-- start --

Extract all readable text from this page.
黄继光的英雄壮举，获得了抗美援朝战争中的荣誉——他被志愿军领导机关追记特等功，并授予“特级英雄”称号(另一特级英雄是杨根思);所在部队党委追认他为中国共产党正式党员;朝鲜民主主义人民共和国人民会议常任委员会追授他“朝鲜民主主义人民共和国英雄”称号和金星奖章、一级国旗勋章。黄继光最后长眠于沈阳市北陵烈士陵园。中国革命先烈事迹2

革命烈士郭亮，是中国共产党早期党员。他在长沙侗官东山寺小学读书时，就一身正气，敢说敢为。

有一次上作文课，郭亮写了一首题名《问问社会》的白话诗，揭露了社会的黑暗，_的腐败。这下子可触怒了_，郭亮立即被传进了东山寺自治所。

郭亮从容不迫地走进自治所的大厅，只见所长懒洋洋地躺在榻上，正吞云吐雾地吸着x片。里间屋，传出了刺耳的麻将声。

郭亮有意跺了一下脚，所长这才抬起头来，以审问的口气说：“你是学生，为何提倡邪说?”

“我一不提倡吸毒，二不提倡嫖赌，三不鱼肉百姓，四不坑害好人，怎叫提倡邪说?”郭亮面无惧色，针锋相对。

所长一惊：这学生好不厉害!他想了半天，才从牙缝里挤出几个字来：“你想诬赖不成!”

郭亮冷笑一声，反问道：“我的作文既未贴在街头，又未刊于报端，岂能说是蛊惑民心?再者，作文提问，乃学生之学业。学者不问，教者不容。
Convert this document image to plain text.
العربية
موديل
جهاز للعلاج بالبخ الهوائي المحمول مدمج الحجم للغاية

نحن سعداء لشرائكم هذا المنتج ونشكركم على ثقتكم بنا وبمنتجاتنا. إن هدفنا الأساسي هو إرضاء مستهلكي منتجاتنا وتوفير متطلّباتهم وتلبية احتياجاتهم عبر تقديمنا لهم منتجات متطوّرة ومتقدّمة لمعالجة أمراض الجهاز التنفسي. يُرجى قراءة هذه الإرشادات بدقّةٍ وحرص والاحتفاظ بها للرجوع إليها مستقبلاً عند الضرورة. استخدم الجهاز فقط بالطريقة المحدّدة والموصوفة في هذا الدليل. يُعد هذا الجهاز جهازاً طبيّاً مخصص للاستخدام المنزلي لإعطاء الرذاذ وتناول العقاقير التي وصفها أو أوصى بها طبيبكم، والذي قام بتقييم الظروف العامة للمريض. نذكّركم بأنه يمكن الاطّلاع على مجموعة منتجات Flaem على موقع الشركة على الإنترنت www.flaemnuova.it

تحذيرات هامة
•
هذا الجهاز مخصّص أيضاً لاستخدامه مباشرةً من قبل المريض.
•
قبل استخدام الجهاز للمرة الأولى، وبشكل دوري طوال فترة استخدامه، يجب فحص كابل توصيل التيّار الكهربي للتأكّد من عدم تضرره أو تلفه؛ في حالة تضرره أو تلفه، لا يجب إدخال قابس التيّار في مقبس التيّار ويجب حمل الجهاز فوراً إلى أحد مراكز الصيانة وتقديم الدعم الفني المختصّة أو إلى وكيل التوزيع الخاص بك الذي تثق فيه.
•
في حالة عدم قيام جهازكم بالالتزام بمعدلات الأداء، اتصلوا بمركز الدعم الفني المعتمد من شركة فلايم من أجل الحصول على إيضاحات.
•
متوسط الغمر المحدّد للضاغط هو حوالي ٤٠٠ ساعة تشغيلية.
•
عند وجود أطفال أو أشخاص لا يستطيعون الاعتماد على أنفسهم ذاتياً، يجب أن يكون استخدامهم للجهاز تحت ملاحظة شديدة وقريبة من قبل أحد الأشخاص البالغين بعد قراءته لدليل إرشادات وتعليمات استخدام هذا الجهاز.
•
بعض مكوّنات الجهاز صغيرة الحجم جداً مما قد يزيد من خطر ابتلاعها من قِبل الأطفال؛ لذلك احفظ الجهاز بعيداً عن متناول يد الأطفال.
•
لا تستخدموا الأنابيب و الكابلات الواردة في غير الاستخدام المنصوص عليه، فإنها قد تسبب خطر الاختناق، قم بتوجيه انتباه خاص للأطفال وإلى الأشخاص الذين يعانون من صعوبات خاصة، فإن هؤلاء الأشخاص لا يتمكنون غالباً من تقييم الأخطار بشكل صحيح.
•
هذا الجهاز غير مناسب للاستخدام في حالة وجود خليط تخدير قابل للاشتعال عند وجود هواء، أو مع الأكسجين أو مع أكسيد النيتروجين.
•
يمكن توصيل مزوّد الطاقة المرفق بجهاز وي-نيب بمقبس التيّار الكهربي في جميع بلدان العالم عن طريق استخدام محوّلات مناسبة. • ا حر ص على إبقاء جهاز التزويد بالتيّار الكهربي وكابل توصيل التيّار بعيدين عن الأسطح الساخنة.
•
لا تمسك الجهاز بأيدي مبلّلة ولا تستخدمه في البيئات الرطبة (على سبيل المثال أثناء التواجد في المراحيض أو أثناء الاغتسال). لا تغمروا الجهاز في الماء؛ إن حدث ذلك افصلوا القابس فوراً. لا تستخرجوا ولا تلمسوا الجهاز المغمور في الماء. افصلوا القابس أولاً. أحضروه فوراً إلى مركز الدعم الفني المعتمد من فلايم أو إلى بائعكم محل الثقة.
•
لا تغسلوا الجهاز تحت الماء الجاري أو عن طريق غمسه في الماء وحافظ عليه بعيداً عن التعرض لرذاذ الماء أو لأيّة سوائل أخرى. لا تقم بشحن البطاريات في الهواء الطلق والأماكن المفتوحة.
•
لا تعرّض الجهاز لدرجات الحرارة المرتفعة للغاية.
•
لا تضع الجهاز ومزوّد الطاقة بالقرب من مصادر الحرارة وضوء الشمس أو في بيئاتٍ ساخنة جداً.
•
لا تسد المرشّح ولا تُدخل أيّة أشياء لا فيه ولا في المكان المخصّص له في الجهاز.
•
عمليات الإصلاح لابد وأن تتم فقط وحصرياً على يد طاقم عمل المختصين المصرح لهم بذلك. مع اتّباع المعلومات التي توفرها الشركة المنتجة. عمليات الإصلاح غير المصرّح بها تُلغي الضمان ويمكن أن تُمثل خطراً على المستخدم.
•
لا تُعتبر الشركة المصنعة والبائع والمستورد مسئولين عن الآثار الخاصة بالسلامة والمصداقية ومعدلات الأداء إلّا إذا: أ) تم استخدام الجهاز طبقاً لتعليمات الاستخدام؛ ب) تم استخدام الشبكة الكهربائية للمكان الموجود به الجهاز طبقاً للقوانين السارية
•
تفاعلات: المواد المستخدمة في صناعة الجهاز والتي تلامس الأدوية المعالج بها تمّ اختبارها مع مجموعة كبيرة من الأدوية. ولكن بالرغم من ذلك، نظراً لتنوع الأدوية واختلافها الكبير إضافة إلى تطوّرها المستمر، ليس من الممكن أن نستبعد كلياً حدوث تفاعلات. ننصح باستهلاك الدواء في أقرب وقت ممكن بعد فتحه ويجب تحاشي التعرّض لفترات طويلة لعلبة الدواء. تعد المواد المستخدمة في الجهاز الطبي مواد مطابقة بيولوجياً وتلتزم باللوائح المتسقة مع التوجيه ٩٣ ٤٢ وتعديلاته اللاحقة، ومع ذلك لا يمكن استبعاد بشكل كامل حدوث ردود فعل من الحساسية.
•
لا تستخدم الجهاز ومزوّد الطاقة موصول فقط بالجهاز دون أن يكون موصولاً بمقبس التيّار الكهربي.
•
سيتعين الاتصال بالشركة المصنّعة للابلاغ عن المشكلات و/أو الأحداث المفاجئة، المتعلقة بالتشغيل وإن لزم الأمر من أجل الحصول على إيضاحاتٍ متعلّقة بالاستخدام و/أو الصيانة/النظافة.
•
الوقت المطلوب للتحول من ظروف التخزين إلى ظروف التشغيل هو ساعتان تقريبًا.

-- end --
-- start --

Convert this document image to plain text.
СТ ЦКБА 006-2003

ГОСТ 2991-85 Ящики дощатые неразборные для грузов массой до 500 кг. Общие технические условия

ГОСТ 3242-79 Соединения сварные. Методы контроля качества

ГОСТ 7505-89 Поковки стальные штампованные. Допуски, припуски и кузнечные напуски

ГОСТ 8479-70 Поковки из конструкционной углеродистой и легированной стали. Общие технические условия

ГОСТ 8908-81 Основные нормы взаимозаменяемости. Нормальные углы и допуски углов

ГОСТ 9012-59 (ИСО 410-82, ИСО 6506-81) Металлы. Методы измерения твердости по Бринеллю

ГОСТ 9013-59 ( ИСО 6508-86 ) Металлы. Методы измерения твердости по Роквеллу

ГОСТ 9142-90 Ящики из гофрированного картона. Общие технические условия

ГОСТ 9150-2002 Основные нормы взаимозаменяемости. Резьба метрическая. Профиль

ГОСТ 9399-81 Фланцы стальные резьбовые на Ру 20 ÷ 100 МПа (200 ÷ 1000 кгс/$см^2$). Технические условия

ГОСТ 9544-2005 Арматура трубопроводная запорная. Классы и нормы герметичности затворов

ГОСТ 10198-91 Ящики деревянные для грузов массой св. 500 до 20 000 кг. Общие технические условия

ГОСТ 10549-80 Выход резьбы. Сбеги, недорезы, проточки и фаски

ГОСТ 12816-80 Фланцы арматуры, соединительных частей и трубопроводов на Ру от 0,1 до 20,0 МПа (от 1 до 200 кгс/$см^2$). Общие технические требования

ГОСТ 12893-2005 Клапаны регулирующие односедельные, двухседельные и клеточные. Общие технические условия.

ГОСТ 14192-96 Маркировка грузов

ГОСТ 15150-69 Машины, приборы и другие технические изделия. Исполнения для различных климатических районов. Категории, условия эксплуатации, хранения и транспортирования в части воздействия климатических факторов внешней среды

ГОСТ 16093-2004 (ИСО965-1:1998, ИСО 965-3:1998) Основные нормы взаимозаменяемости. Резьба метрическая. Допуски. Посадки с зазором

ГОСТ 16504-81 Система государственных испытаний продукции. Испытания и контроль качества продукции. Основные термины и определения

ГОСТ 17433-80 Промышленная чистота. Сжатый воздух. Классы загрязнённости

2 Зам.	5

-- end --
-- start --

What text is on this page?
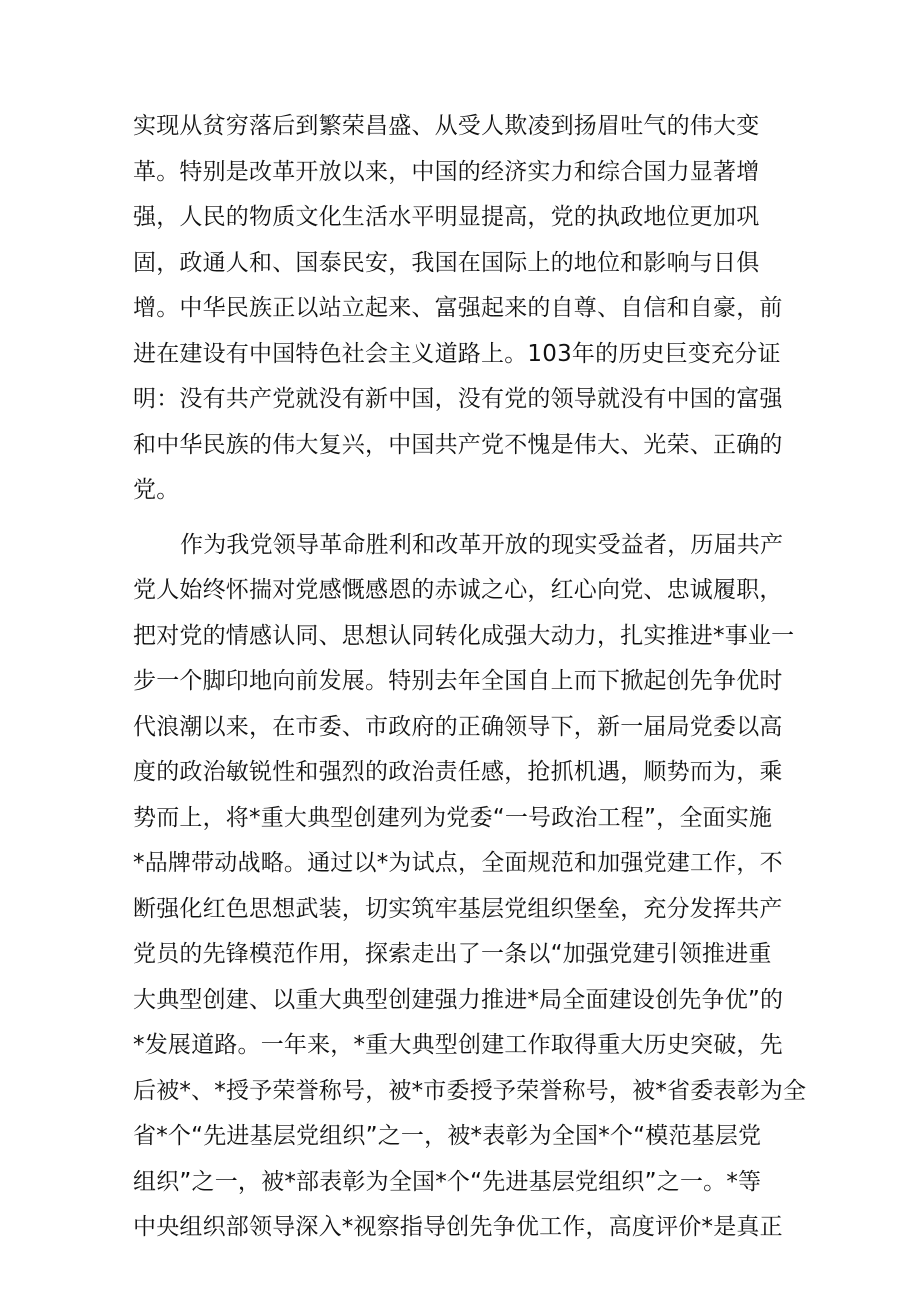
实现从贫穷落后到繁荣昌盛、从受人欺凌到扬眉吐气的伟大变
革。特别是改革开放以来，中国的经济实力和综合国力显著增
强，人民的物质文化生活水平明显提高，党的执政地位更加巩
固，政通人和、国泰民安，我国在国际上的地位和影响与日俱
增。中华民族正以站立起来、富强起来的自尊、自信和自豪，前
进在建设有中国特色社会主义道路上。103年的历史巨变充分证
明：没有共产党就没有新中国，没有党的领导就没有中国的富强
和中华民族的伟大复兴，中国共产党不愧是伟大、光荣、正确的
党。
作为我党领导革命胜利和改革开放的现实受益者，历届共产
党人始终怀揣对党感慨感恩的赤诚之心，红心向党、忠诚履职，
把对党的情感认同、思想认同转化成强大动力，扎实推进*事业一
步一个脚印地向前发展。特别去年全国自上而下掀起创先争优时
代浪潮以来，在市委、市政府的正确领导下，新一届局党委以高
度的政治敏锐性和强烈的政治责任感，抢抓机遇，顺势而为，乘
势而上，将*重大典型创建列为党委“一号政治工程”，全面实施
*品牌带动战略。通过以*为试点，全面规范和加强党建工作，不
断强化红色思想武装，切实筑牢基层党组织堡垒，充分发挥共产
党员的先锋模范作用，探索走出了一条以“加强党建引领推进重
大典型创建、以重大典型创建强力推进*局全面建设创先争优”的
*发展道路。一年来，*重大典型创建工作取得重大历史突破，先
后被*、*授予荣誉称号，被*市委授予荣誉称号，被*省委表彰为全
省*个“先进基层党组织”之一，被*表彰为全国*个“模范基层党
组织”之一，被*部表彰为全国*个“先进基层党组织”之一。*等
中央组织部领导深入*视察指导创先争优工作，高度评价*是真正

-- end --

▶ [Your goal]
Report each line in the data that holds the word "Резьба".

▶ [Solution below]
ГОСТ 9150-2002 Основные нормы взаимозаменяемости. Резьба метрическая. Профиль
ГОСТ 16093-2004 (ИСО965-1:1998, ИСО 965-3:1998) Основные нормы взаимозаменяемости. Резьба метрическая. Допуски. Посадки с зазором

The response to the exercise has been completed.